Requirements:
Read the lines that follow and pick out every one containing the word "Komiks".
------ Exercise inputs
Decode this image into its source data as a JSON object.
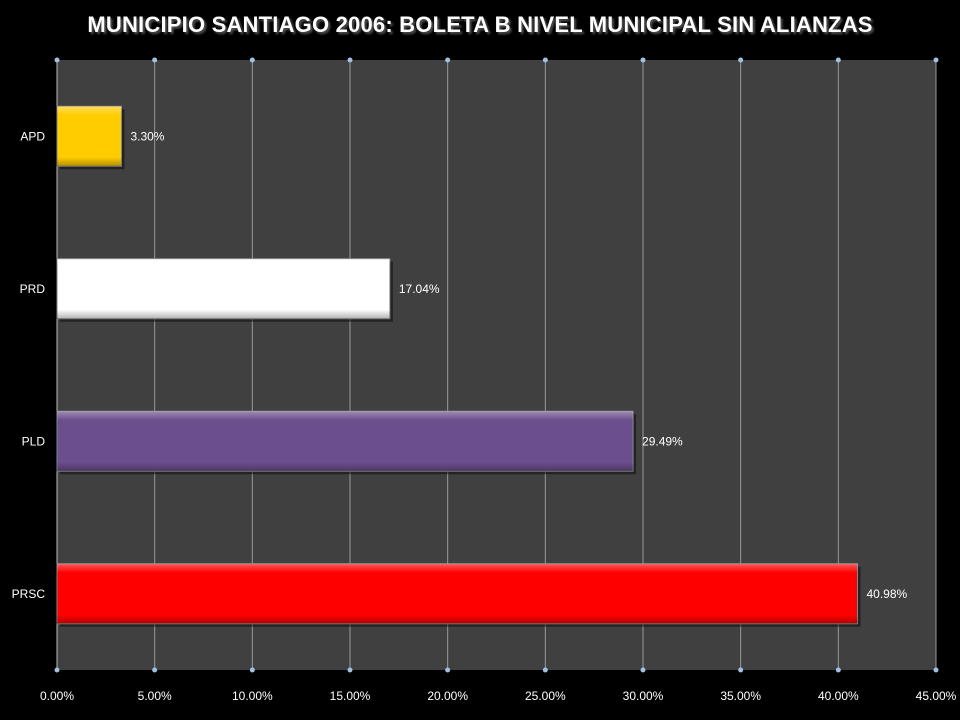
{
  "chart_data": {
    "type": "bar",
    "orientation": "horizontal",
    "title": "MUNICIPIO SANTIAGO 2006: BOLETA B NIVEL MUNICIPAL SIN ALIANZAS",
    "categories": [
      "APD",
      "PRD",
      "PLD",
      "PRSC"
    ],
    "values": [
      3.3,
      17.04,
      29.49,
      40.98
    ],
    "data_labels": [
      "3.30%",
      "17.04%",
      "29.49%",
      "40.98%"
    ],
    "bar_colors": [
      "#FFCC00",
      "#FFFFFF",
      "#6B4E8E",
      "#FF0000"
    ],
    "xlim": [
      0,
      45
    ],
    "x_ticks": [
      0,
      5,
      10,
      15,
      20,
      25,
      30,
      35,
      40,
      45
    ],
    "x_tick_labels": [
      "0.00%",
      "5.00%",
      "10.00%",
      "15.00%",
      "20.00%",
      "25.00%",
      "30.00%",
      "35.00%",
      "40.00%",
      "45.00%"
    ],
    "xlabel": "",
    "ylabel": "",
    "grid": true,
    "legend": "none",
    "plot_background": "#404040",
    "page_background": "#000000"
  }
}
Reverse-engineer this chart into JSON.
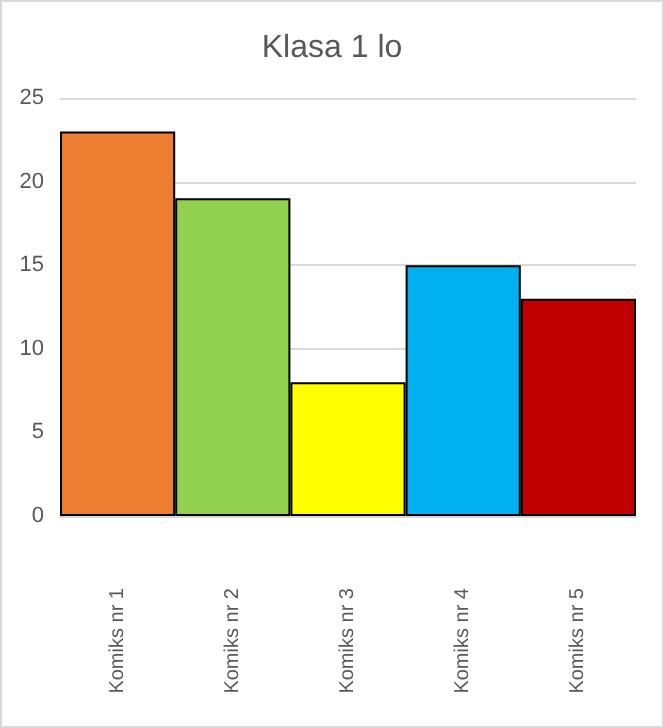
{
  "chart_data": {
    "type": "bar",
    "title": "Klasa 1 lo",
    "categories": [
      "Komiks nr 1",
      "Komiks nr 2",
      "Komiks nr 3",
      "Komiks nr 4",
      "Komiks nr 5"
    ],
    "values": [
      23,
      19,
      8,
      15,
      13
    ],
    "colors": [
      "#ed7d31",
      "#92d050",
      "#ffff00",
      "#00b0f0",
      "#c00000"
    ],
    "ylim": [
      0,
      25
    ],
    "yticks": [
      0,
      5,
      10,
      15,
      20,
      25
    ],
    "grid": "y"
  }
}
------------
Full output:
      "Komiks nr 1",
      "Komiks nr 2",
      "Komiks nr 3",
      "Komiks nr 4",
      "Komiks nr 5"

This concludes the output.